> _The task_:
Copy the data precisely, character for character, and leave out every picture.

Dataset records
****************

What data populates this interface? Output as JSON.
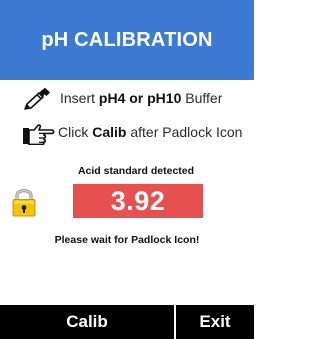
{
  "header": {
    "title": "pH CALIBRATION",
    "background": "#3d7ad4"
  },
  "instructions": [
    {
      "icon": "dropper-icon",
      "prefix": "Insert ",
      "bold": "pH4 or pH10",
      "suffix": " Buffer"
    },
    {
      "icon": "pointing-hand-icon",
      "prefix": "Click ",
      "bold": "Calib",
      "suffix": " after Padlock Icon"
    }
  ],
  "reading": {
    "label": "Acid standard detected",
    "value": "3.92",
    "box_color": "#e84f4f",
    "lock_icon": "padlock-icon",
    "lock_color": "#f5c400"
  },
  "status": {
    "message": "Please wait for Padlock Icon!"
  },
  "footer": {
    "calib_label": "Calib",
    "exit_label": "Exit"
  }
}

****************

> _Solution to this task_:
What data populates this interface? Output as JSON.
{
  "header": {
    "title": "pH CALIBRATION",
    "background": "#3d7ad4"
  },
  "instructions": [
    {
      "icon": "dropper-icon",
      "prefix": "Insert ",
      "bold": "pH4 or pH10",
      "suffix": " Buffer"
    },
    {
      "icon": "pointing-hand-icon",
      "prefix": "Click ",
      "bold": "Calib",
      "suffix": " after Padlock Icon"
    }
  ],
  "reading": {
    "label": "Acid standard detected",
    "value": "3.92",
    "box_color": "#e84f4f",
    "lock_icon": "padlock-icon",
    "lock_color": "#f5c400"
  },
  "status": {
    "message": "Please wait for Padlock Icon!"
  },
  "footer": {
    "calib_label": "Calib",
    "exit_label": "Exit"
  }
}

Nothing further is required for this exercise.